=== OBJECTIVE ===
All entries are to be given again verbatim.

[Entries taken from a collection]
^^^^^^^^

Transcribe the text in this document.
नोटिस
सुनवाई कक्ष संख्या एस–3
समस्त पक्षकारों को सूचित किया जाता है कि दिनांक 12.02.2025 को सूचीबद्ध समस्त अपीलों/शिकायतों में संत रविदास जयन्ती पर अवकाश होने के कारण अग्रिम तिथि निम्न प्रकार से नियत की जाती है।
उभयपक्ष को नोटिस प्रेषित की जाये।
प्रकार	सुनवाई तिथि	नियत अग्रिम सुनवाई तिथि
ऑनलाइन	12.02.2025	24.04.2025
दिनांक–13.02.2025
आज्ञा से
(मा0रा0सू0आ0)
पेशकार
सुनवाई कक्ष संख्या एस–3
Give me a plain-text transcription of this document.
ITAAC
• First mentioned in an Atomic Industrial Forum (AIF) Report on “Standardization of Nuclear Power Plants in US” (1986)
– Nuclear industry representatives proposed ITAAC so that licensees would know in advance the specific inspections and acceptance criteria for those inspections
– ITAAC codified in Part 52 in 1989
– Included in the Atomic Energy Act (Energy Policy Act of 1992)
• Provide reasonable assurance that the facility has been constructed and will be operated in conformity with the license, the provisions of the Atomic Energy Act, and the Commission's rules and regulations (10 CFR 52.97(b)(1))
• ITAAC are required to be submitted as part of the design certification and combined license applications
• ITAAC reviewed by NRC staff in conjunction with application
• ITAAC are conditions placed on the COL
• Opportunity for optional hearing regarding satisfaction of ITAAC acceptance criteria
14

^^^^^^^^

=== SOLUTION FOR THIS TASK ===
Transcribe the text in this document.
नोटिस
सुनवाई कक्ष संख्या एस–3
समस्त पक्षकारों को सूचित किया जाता है कि दिनांक 12.02.2025 को सूचीबद्ध समस्त अपीलों/शिकायतों में संत रविदास जयन्ती पर अवकाश होने के कारण अग्रिम तिथि निम्न प्रकार से नियत की जाती है।
उभयपक्ष को नोटिस प्रेषित की जाये।
प्रकार	सुनवाई तिथि	नियत अग्रिम सुनवाई तिथि
ऑनलाइन	12.02.2025	24.04.2025
दिनांक–13.02.2025
आज्ञा से
(मा0रा0सू0आ0)
पेशकार
सुनवाई कक्ष संख्या एस–3
Give me a plain-text transcription of this document.
ITAAC
• First mentioned in an Atomic Industrial Forum (AIF) Report on “Standardization of Nuclear Power Plants in US” (1986)
– Nuclear industry representatives proposed ITAAC so that licensees would know in advance the specific inspections and acceptance criteria for those inspections
– ITAAC codified in Part 52 in 1989
– Included in the Atomic Energy Act (Energy Policy Act of 1992)
• Provide reasonable assurance that the facility has been constructed and will be operated in conformity with the license, the provisions of the Atomic Energy Act, and the Commission's rules and regulations (10 CFR 52.97(b)(1))
• ITAAC are required to be submitted as part of the design certification and combined license applications
• ITAAC reviewed by NRC staff in conjunction with application
• ITAAC are conditions placed on the COL
• Opportunity for optional hearing regarding satisfaction of ITAAC acceptance criteria
14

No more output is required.